* _TASK STATEMENT_
Only a number is expected: how many lines in the data below contain the word "into".

* _Records from a data collection_
——

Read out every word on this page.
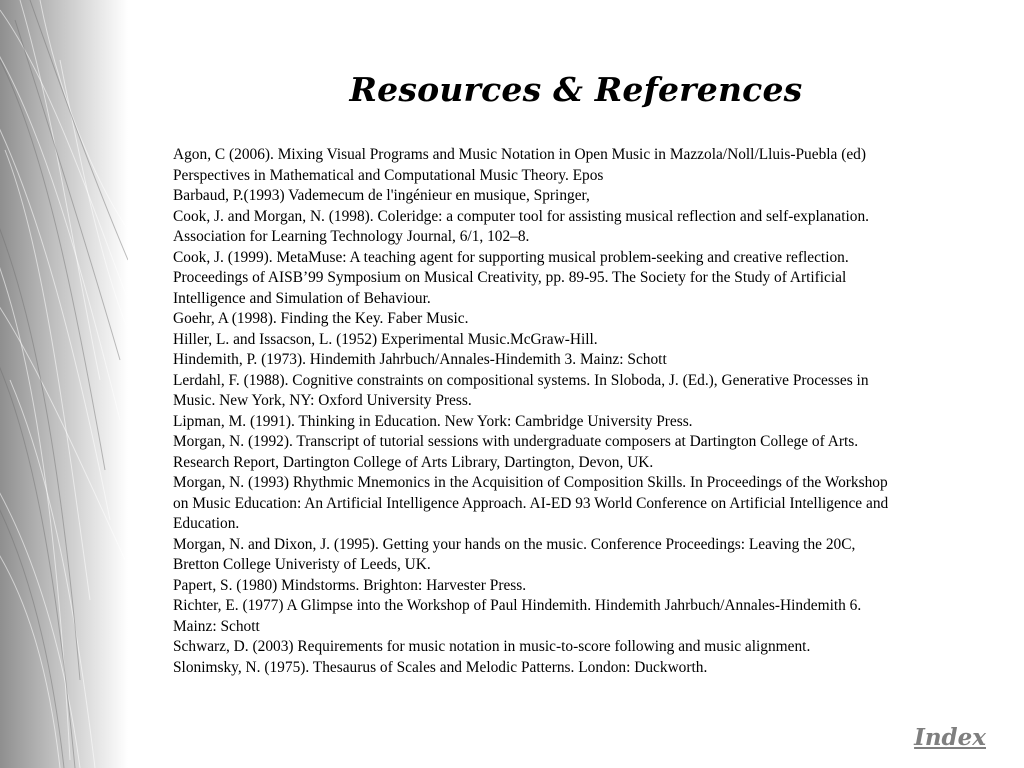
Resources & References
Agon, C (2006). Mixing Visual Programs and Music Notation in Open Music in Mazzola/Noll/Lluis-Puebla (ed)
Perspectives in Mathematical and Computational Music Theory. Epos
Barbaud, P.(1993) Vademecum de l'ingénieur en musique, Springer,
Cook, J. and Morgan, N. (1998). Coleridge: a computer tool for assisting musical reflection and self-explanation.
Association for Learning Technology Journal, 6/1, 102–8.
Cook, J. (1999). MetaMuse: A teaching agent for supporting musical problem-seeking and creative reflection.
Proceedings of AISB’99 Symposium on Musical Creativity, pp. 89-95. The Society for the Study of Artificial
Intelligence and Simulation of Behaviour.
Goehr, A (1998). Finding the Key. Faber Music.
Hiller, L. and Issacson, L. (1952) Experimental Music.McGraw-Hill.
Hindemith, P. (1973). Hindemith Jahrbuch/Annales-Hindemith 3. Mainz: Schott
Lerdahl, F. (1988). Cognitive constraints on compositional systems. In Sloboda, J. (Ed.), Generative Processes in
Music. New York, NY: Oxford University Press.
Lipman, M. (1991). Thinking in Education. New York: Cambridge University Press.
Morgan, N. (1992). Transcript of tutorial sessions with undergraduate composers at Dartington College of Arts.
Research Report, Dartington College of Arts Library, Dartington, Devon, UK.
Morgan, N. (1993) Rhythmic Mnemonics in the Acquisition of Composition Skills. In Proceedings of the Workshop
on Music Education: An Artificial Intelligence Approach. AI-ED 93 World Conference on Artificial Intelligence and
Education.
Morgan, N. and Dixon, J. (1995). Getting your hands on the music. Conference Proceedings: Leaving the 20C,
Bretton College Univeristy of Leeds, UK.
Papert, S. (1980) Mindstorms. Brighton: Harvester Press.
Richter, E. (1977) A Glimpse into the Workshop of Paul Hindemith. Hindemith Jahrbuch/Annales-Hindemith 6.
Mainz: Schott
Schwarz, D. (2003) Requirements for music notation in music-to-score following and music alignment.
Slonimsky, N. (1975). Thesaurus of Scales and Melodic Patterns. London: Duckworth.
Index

——

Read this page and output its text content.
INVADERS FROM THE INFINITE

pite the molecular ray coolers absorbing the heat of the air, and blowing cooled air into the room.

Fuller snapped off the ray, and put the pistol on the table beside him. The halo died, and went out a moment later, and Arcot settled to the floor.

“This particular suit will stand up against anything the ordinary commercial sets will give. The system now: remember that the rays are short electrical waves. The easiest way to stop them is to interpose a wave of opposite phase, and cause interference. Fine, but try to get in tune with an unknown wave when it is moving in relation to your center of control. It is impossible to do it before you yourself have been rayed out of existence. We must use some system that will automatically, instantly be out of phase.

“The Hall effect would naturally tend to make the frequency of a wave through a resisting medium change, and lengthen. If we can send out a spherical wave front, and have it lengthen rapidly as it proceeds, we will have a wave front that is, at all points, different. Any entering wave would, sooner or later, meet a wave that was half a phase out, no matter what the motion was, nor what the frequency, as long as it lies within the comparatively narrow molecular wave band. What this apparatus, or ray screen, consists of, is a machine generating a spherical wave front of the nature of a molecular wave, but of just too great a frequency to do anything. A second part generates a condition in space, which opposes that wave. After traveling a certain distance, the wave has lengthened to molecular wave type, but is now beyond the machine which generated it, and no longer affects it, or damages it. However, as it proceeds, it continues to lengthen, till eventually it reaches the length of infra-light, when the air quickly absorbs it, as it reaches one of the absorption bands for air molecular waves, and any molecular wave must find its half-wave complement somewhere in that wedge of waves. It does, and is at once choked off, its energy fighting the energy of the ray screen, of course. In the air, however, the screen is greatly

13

——

* _FULL ANSWER_
2